_SUPPLIED RECORDS_:
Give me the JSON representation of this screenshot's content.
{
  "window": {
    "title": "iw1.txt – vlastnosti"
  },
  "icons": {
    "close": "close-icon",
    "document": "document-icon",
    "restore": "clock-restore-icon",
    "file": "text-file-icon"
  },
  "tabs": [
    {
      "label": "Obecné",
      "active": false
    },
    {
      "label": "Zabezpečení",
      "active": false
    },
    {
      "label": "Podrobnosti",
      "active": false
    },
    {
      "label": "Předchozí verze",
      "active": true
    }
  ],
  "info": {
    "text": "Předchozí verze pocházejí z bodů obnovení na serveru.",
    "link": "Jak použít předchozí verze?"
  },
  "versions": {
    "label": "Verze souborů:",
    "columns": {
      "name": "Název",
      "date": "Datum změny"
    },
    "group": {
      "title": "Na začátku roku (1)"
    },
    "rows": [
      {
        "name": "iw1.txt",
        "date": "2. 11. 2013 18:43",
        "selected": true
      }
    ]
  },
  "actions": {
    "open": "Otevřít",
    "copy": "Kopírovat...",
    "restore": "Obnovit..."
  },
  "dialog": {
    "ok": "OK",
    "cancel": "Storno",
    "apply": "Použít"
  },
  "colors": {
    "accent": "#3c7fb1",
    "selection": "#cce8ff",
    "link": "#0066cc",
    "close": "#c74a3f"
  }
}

==

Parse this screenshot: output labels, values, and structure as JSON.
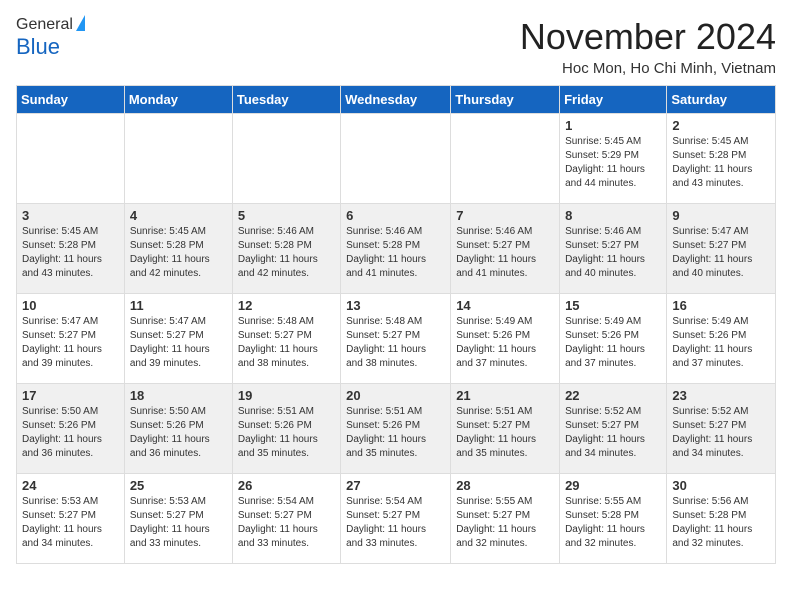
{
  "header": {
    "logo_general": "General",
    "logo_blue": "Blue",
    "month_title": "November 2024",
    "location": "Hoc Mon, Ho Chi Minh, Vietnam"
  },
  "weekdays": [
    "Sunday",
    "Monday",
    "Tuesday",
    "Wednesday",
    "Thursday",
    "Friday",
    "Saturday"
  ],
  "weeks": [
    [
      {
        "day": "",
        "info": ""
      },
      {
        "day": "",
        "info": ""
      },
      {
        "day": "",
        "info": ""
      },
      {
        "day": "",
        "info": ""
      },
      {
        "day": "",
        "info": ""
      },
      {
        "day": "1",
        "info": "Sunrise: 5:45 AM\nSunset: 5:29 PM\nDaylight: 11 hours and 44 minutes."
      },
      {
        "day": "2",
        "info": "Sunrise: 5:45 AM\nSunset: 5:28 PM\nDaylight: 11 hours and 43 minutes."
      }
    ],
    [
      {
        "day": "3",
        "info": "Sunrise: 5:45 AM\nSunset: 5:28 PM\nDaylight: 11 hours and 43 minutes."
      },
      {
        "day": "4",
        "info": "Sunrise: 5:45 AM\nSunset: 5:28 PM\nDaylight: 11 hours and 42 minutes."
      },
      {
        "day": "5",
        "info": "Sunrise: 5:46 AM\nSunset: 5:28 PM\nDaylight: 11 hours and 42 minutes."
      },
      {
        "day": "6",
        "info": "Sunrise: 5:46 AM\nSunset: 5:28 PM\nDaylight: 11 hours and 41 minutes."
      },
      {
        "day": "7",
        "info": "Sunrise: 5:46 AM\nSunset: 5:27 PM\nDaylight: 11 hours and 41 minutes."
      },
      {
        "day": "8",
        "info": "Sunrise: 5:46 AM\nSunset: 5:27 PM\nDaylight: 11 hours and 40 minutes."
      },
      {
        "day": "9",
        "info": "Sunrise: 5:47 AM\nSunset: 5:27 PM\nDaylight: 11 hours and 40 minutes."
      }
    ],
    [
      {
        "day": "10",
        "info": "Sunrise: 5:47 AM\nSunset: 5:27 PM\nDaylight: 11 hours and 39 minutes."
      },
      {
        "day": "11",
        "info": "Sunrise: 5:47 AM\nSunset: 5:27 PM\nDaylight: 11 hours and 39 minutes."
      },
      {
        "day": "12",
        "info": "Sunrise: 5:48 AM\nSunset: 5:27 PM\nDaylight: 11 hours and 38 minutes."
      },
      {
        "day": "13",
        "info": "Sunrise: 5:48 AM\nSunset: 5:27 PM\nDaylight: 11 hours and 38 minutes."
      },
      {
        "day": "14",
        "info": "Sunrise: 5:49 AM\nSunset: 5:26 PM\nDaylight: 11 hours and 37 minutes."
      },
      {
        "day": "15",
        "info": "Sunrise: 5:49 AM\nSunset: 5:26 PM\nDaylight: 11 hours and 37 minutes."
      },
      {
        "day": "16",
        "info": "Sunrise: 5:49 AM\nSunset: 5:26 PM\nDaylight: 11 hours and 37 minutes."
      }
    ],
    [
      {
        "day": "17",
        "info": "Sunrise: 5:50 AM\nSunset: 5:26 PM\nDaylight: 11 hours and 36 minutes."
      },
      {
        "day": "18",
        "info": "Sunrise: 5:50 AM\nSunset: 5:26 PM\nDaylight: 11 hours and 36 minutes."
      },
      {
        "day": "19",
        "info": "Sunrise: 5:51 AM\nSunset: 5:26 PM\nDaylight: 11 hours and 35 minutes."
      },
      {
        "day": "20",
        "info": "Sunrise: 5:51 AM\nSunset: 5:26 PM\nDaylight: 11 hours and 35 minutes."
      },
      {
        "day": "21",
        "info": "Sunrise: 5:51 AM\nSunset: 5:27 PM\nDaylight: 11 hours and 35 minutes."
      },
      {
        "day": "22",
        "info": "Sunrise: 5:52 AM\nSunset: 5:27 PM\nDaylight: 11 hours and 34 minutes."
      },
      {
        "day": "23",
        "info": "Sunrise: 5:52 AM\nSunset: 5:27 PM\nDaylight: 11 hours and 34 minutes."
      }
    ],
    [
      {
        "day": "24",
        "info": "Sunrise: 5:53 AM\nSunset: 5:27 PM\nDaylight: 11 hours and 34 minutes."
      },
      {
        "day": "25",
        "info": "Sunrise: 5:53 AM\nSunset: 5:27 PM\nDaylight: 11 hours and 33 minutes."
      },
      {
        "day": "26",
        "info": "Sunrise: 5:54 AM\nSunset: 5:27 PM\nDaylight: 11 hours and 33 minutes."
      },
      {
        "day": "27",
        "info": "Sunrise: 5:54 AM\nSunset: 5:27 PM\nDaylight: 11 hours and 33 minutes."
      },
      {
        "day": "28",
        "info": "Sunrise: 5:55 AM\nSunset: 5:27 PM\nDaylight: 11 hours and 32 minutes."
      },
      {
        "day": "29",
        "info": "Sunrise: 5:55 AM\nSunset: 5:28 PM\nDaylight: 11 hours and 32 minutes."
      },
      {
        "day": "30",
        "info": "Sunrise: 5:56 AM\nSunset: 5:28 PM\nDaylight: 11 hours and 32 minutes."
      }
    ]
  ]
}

_GOAL OF THE EXERCISE_: Identify the lines that hold the word "this". Copy every one of them.

_SOLUTION_:
Give me the JSON representation of this screenshot's content.
Parse this screenshot: output labels, values, and structure as JSON.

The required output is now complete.